>> START Recorded information

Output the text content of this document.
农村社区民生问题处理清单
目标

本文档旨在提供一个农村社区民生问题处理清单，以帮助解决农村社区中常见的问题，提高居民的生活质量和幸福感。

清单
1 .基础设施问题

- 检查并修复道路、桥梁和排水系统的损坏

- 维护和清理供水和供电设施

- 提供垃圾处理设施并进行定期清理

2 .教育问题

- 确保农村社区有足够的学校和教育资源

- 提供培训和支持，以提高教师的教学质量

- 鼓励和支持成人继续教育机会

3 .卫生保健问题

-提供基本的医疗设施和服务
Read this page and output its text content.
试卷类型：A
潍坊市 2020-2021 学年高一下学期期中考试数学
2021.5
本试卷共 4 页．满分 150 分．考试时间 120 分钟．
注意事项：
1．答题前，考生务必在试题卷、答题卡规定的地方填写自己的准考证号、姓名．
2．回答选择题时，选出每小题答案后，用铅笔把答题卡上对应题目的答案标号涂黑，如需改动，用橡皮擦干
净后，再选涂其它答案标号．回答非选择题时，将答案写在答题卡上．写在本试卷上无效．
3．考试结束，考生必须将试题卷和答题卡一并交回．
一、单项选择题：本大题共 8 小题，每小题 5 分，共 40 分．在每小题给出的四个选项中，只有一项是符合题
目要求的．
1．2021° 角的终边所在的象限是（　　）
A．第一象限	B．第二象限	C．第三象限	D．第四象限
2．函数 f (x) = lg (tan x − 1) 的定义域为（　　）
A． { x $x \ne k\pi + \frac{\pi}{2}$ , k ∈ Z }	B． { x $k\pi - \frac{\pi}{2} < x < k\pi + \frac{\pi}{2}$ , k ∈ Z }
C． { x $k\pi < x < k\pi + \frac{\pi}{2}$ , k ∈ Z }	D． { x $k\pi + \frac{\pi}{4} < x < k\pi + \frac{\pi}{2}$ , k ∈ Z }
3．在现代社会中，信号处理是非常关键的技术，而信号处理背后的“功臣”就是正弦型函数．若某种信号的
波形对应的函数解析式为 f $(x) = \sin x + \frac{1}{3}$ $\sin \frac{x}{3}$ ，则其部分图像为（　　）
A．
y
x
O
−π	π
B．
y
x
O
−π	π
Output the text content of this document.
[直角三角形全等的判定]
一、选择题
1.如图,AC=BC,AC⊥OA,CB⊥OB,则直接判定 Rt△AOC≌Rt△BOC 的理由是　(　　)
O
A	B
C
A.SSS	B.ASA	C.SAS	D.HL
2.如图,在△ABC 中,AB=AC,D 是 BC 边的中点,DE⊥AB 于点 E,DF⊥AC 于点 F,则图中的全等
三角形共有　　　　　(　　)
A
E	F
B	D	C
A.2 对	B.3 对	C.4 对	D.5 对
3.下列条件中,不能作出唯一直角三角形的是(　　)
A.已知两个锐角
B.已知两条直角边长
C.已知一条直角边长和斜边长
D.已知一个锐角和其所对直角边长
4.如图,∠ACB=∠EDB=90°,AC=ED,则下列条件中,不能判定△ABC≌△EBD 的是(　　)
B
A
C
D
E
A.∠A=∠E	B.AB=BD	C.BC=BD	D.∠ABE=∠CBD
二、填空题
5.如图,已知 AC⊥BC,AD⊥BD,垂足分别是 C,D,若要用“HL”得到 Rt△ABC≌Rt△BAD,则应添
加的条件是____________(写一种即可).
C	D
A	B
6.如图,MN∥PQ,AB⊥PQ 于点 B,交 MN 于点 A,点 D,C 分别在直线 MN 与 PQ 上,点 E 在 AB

>> END Recorded information

- _Task prompt_:
Print all of the entries again, exactly as written.

- _The solution_:
Output the text content of this document.
农村社区民生问题处理清单
目标

本文档旨在提供一个农村社区民生问题处理清单，以帮助解决农村社区中常见的问题，提高居民的生活质量和幸福感。

清单
1 .基础设施问题

- 检查并修复道路、桥梁和排水系统的损坏

- 维护和清理供水和供电设施

- 提供垃圾处理设施并进行定期清理

2 .教育问题

- 确保农村社区有足够的学校和教育资源

- 提供培训和支持，以提高教师的教学质量

- 鼓励和支持成人继续教育机会

3 .卫生保健问题

-提供基本的医疗设施和服务
Read this page and output its text content.
试卷类型：A
潍坊市 2020-2021 学年高一下学期期中考试数学
2021.5
本试卷共 4 页．满分 150 分．考试时间 120 分钟．
注意事项：
1．答题前，考生务必在试题卷、答题卡规定的地方填写自己的准考证号、姓名．
2．回答选择题时，选出每小题答案后，用铅笔把答题卡上对应题目的答案标号涂黑，如需改动，用橡皮擦干
净后，再选涂其它答案标号．回答非选择题时，将答案写在答题卡上．写在本试卷上无效．
3．考试结束，考生必须将试题卷和答题卡一并交回．
一、单项选择题：本大题共 8 小题，每小题 5 分，共 40 分．在每小题给出的四个选项中，只有一项是符合题
目要求的．
1．2021° 角的终边所在的象限是（　　）
A．第一象限	B．第二象限	C．第三象限	D．第四象限
2．函数 f (x) = lg (tan x − 1) 的定义域为（　　）
A． { x $x \ne k\pi + \frac{\pi}{2}$ , k ∈ Z }	B． { x $k\pi - \frac{\pi}{2} < x < k\pi + \frac{\pi}{2}$ , k ∈ Z }
C． { x $k\pi < x < k\pi + \frac{\pi}{2}$ , k ∈ Z }	D． { x $k\pi + \frac{\pi}{4} < x < k\pi + \frac{\pi}{2}$ , k ∈ Z }
3．在现代社会中，信号处理是非常关键的技术，而信号处理背后的“功臣”就是正弦型函数．若某种信号的
波形对应的函数解析式为 f $(x) = \sin x + \frac{1}{3}$ $\sin \frac{x}{3}$ ，则其部分图像为（　　）
A．
y
x
O
−π	π
B．
y
x
O
−π	π
Output the text content of this document.
[直角三角形全等的判定]
一、选择题
1.如图,AC=BC,AC⊥OA,CB⊥OB,则直接判定 Rt△AOC≌Rt△BOC 的理由是　(　　)
O
A	B
C
A.SSS	B.ASA	C.SAS	D.HL
2.如图,在△ABC 中,AB=AC,D 是 BC 边的中点,DE⊥AB 于点 E,DF⊥AC 于点 F,则图中的全等
三角形共有　　　　　(　　)
A
E	F
B	D	C
A.2 对	B.3 对	C.4 对	D.5 对
3.下列条件中,不能作出唯一直角三角形的是(　　)
A.已知两个锐角
B.已知两条直角边长
C.已知一条直角边长和斜边长
D.已知一个锐角和其所对直角边长
4.如图,∠ACB=∠EDB=90°,AC=ED,则下列条件中,不能判定△ABC≌△EBD 的是(　　)
B
A
C
D
E
A.∠A=∠E	B.AB=BD	C.BC=BD	D.∠ABE=∠CBD
二、填空题
5.如图,已知 AC⊥BC,AD⊥BD,垂足分别是 C,D,若要用“HL”得到 Rt△ABC≌Rt△BAD,则应添
加的条件是____________(写一种即可).
C	D
A	B
6.如图,MN∥PQ,AB⊥PQ 于点 B,交 MN 于点 A,点 D,C 分别在直线 MN 与 PQ 上,点 E 在 AB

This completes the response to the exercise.